§ **Goal**:
Write each line out again exactly as written.
#### Information given ####
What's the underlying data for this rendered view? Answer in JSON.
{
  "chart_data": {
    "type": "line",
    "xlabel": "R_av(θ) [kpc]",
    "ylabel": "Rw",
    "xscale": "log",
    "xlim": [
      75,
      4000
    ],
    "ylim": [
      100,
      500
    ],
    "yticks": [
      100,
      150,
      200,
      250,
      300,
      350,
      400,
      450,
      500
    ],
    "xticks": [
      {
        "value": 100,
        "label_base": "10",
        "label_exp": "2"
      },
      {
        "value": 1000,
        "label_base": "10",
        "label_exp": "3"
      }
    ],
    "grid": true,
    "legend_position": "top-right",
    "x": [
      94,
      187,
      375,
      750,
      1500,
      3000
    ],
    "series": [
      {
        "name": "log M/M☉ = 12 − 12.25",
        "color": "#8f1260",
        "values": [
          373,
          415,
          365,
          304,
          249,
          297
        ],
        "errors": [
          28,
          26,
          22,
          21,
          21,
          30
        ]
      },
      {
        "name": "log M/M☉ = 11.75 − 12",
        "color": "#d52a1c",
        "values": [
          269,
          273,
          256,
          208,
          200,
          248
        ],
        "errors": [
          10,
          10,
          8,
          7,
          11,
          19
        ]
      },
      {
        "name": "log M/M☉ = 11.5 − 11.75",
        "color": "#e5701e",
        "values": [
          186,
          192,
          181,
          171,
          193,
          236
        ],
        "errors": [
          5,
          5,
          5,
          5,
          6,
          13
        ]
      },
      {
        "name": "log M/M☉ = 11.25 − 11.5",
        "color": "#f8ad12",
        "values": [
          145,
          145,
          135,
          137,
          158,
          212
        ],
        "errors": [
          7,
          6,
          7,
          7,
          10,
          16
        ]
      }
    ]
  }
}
####
§ **Finished answer**:
What's the underlying data for this rendered view? Answer in JSON.
{
  "chart_data": {
    "type": "line",
    "xlabel": "R_av(θ) [kpc]",
    "ylabel": "Rw",
    "xscale": "log",
    "xlim": [
      75,
      4000
    ],
    "ylim": [
      100,
      500
    ],
    "yticks": [
      100,
      150,
      200,
      250,
      300,
      350,
      400,
      450,
      500
    ],
    "xticks": [
      {
        "value": 100,
        "label_base": "10",
        "label_exp": "2"
      },
      {
        "value": 1000,
        "label_base": "10",
        "label_exp": "3"
      }
    ],
    "grid": true,
    "legend_position": "top-right",
    "x": [
      94,
      187,
      375,
      750,
      1500,
      3000
    ],
    "series": [
      {
        "name": "log M/M☉ = 12 − 12.25",
        "color": "#8f1260",
        "values": [
          373,
          415,
          365,
          304,
          249,
          297
        ],
        "errors": [
          28,
          26,
          22,
          21,
          21,
          30
        ]
      },
      {
        "name": "log M/M☉ = 11.75 − 12",
        "color": "#d52a1c",
        "values": [
          269,
          273,
          256,
          208,
          200,
          248
        ],
        "errors": [
          10,
          10,
          8,
          7,
          11,
          19
        ]
      },
      {
        "name": "log M/M☉ = 11.5 − 11.75",
        "color": "#e5701e",
        "values": [
          186,
          192,
          181,
          171,
          193,
          236
        ],
        "errors": [
          5,
          5,
          5,
          5,
          6,
          13
        ]
      },
      {
        "name": "log M/M☉ = 11.25 − 11.5",
        "color": "#f8ad12",
        "values": [
          145,
          145,
          135,
          137,
          158,
          212
        ],
        "errors": [
          7,
          6,
          7,
          7,
          10,
          16
        ]
      }
    ]
  }
}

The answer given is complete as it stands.